BEGIN Data supplied

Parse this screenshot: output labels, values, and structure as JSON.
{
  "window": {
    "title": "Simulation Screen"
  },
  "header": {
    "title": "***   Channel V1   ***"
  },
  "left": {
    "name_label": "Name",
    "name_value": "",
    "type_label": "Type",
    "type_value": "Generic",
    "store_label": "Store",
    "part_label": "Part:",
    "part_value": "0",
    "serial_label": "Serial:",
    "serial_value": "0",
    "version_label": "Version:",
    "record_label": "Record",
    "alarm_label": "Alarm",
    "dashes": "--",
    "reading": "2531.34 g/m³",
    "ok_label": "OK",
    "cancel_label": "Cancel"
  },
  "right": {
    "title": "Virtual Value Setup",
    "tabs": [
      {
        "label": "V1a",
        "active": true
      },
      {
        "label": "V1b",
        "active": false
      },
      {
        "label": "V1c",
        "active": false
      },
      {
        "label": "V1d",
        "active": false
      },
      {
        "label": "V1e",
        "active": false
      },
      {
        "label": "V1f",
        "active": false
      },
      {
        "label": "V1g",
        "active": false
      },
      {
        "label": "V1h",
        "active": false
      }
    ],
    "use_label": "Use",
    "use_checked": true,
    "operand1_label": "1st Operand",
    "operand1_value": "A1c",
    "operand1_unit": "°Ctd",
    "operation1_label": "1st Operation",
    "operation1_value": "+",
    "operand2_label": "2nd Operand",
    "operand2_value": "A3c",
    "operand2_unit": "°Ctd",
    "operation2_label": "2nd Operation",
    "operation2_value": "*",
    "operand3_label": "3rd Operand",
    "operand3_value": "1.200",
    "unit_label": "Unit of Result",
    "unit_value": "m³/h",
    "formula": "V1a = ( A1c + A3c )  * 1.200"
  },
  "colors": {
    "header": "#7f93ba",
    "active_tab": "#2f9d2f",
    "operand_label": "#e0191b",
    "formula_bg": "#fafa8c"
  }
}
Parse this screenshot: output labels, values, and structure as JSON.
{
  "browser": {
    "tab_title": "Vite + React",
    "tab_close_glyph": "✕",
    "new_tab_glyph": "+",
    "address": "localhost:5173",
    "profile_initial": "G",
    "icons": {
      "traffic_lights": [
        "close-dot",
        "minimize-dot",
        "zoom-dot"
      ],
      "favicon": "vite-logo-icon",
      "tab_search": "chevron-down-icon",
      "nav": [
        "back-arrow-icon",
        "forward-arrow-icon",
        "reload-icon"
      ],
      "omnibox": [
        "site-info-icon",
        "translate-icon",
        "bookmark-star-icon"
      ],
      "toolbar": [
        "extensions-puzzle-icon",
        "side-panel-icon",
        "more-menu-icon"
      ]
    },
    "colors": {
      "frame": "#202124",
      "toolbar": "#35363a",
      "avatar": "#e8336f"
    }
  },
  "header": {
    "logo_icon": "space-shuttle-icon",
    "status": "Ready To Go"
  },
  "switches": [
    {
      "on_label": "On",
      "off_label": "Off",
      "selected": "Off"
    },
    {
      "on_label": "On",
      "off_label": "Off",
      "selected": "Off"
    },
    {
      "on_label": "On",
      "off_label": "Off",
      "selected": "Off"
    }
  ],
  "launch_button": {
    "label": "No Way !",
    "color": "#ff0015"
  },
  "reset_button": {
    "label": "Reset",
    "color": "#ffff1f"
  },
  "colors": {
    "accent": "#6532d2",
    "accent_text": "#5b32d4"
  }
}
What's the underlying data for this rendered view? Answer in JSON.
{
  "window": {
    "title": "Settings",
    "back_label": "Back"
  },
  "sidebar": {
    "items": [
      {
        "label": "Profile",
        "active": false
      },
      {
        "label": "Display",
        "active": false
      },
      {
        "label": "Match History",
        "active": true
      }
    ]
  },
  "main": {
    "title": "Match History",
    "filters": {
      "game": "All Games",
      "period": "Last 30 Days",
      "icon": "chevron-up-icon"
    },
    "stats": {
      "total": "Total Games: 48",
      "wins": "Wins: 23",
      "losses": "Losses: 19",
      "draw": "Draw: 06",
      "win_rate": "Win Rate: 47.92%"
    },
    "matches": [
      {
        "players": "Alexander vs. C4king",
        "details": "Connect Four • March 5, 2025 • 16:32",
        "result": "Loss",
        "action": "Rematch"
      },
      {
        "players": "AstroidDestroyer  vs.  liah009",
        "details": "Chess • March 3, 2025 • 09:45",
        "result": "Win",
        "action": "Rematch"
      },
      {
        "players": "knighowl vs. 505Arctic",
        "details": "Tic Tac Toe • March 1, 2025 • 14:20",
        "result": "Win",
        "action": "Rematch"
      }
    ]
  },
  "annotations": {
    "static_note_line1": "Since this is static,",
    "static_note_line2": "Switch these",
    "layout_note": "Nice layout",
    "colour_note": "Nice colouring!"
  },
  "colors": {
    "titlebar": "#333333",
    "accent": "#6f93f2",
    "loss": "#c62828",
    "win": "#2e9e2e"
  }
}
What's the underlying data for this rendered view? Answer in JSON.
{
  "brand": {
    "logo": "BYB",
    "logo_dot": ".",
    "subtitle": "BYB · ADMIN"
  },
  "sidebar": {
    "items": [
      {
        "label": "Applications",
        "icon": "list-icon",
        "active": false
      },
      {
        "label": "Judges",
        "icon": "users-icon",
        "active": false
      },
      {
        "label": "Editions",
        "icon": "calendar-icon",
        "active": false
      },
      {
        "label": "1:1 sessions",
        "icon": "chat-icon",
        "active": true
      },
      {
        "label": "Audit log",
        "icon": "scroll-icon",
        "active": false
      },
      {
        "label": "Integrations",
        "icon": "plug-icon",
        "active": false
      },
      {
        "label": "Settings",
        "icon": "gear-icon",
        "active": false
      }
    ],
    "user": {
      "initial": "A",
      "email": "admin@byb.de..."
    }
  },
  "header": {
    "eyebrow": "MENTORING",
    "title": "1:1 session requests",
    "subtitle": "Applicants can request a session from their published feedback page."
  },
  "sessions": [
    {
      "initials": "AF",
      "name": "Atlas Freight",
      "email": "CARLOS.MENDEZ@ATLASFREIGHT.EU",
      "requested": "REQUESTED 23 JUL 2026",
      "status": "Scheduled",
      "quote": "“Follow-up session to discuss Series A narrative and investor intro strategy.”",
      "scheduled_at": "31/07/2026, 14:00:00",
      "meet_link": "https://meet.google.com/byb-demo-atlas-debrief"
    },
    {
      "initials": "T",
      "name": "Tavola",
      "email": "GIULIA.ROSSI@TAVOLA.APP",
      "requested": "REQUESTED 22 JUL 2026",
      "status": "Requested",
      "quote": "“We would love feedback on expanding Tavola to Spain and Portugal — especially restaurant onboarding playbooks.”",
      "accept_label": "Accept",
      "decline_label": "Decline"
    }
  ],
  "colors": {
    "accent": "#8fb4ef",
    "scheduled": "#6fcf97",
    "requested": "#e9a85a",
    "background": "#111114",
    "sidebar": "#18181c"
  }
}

END Data supplied

- [What you have to do] Make an exact copy of the material above.

- [Answer to this problem]
Parse this screenshot: output labels, values, and structure as JSON.
{
  "window": {
    "title": "Simulation Screen"
  },
  "header": {
    "title": "***   Channel V1   ***"
  },
  "left": {
    "name_label": "Name",
    "name_value": "",
    "type_label": "Type",
    "type_value": "Generic",
    "store_label": "Store",
    "part_label": "Part:",
    "part_value": "0",
    "serial_label": "Serial:",
    "serial_value": "0",
    "version_label": "Version:",
    "record_label": "Record",
    "alarm_label": "Alarm",
    "dashes": "--",
    "reading": "2531.34 g/m³",
    "ok_label": "OK",
    "cancel_label": "Cancel"
  },
  "right": {
    "title": "Virtual Value Setup",
    "tabs": [
      {
        "label": "V1a",
        "active": true
      },
      {
        "label": "V1b",
        "active": false
      },
      {
        "label": "V1c",
        "active": false
      },
      {
        "label": "V1d",
        "active": false
      },
      {
        "label": "V1e",
        "active": false
      },
      {
        "label": "V1f",
        "active": false
      },
      {
        "label": "V1g",
        "active": false
      },
      {
        "label": "V1h",
        "active": false
      }
    ],
    "use_label": "Use",
    "use_checked": true,
    "operand1_label": "1st Operand",
    "operand1_value": "A1c",
    "operand1_unit": "°Ctd",
    "operation1_label": "1st Operation",
    "operation1_value": "+",
    "operand2_label": "2nd Operand",
    "operand2_value": "A3c",
    "operand2_unit": "°Ctd",
    "operation2_label": "2nd Operation",
    "operation2_value": "*",
    "operand3_label": "3rd Operand",
    "operand3_value": "1.200",
    "unit_label": "Unit of Result",
    "unit_value": "m³/h",
    "formula": "V1a = ( A1c + A3c )  * 1.200"
  },
  "colors": {
    "header": "#7f93ba",
    "active_tab": "#2f9d2f",
    "operand_label": "#e0191b",
    "formula_bg": "#fafa8c"
  }
}
Parse this screenshot: output labels, values, and structure as JSON.
{
  "browser": {
    "tab_title": "Vite + React",
    "tab_close_glyph": "✕",
    "new_tab_glyph": "+",
    "address": "localhost:5173",
    "profile_initial": "G",
    "icons": {
      "traffic_lights": [
        "close-dot",
        "minimize-dot",
        "zoom-dot"
      ],
      "favicon": "vite-logo-icon",
      "tab_search": "chevron-down-icon",
      "nav": [
        "back-arrow-icon",
        "forward-arrow-icon",
        "reload-icon"
      ],
      "omnibox": [
        "site-info-icon",
        "translate-icon",
        "bookmark-star-icon"
      ],
      "toolbar": [
        "extensions-puzzle-icon",
        "side-panel-icon",
        "more-menu-icon"
      ]
    },
    "colors": {
      "frame": "#202124",
      "toolbar": "#35363a",
      "avatar": "#e8336f"
    }
  },
  "header": {
    "logo_icon": "space-shuttle-icon",
    "status": "Ready To Go"
  },
  "switches": [
    {
      "on_label": "On",
      "off_label": "Off",
      "selected": "Off"
    },
    {
      "on_label": "On",
      "off_label": "Off",
      "selected": "Off"
    },
    {
      "on_label": "On",
      "off_label": "Off",
      "selected": "Off"
    }
  ],
  "launch_button": {
    "label": "No Way !",
    "color": "#ff0015"
  },
  "reset_button": {
    "label": "Reset",
    "color": "#ffff1f"
  },
  "colors": {
    "accent": "#6532d2",
    "accent_text": "#5b32d4"
  }
}
What's the underlying data for this rendered view? Answer in JSON.
{
  "window": {
    "title": "Settings",
    "back_label": "Back"
  },
  "sidebar": {
    "items": [
      {
        "label": "Profile",
        "active": false
      },
      {
        "label": "Display",
        "active": false
      },
      {
        "label": "Match History",
        "active": true
      }
    ]
  },
  "main": {
    "title": "Match History",
    "filters": {
      "game": "All Games",
      "period": "Last 30 Days",
      "icon": "chevron-up-icon"
    },
    "stats": {
      "total": "Total Games: 48",
      "wins": "Wins: 23",
      "losses": "Losses: 19",
      "draw": "Draw: 06",
      "win_rate": "Win Rate: 47.92%"
    },
    "matches": [
      {
        "players": "Alexander vs. C4king",
        "details": "Connect Four • March 5, 2025 • 16:32",
        "result": "Loss",
        "action": "Rematch"
      },
      {
        "players": "AstroidDestroyer  vs.  liah009",
        "details": "Chess • March 3, 2025 • 09:45",
        "result": "Win",
        "action": "Rematch"
      },
      {
        "players": "knighowl vs. 505Arctic",
        "details": "Tic Tac Toe • March 1, 2025 • 14:20",
        "result": "Win",
        "action": "Rematch"
      }
    ]
  },
  "annotations": {
    "static_note_line1": "Since this is static,",
    "static_note_line2": "Switch these",
    "layout_note": "Nice layout",
    "colour_note": "Nice colouring!"
  },
  "colors": {
    "titlebar": "#333333",
    "accent": "#6f93f2",
    "loss": "#c62828",
    "win": "#2e9e2e"
  }
}
What's the underlying data for this rendered view? Answer in JSON.
{
  "brand": {
    "logo": "BYB",
    "logo_dot": ".",
    "subtitle": "BYB · ADMIN"
  },
  "sidebar": {
    "items": [
      {
        "label": "Applications",
        "icon": "list-icon",
        "active": false
      },
      {
        "label": "Judges",
        "icon": "users-icon",
        "active": false
      },
      {
        "label": "Editions",
        "icon": "calendar-icon",
        "active": false
      },
      {
        "label": "1:1 sessions",
        "icon": "chat-icon",
        "active": true
      },
      {
        "label": "Audit log",
        "icon": "scroll-icon",
        "active": false
      },
      {
        "label": "Integrations",
        "icon": "plug-icon",
        "active": false
      },
      {
        "label": "Settings",
        "icon": "gear-icon",
        "active": false
      }
    ],
    "user": {
      "initial": "A",
      "email": "admin@byb.de..."
    }
  },
  "header": {
    "eyebrow": "MENTORING",
    "title": "1:1 session requests",
    "subtitle": "Applicants can request a session from their published feedback page."
  },
  "sessions": [
    {
      "initials": "AF",
      "name": "Atlas Freight",
      "email": "CARLOS.MENDEZ@ATLASFREIGHT.EU",
      "requested": "REQUESTED 23 JUL 2026",
      "status": "Scheduled",
      "quote": "“Follow-up session to discuss Series A narrative and investor intro strategy.”",
      "scheduled_at": "31/07/2026, 14:00:00",
      "meet_link": "https://meet.google.com/byb-demo-atlas-debrief"
    },
    {
      "initials": "T",
      "name": "Tavola",
      "email": "GIULIA.ROSSI@TAVOLA.APP",
      "requested": "REQUESTED 22 JUL 2026",
      "status": "Requested",
      "quote": "“We would love feedback on expanding Tavola to Spain and Portugal — especially restaurant onboarding playbooks.”",
      "accept_label": "Accept",
      "decline_label": "Decline"
    }
  ],
  "colors": {
    "accent": "#8fb4ef",
    "scheduled": "#6fcf97",
    "requested": "#e9a85a",
    "background": "#111114",
    "sidebar": "#18181c"
  }
}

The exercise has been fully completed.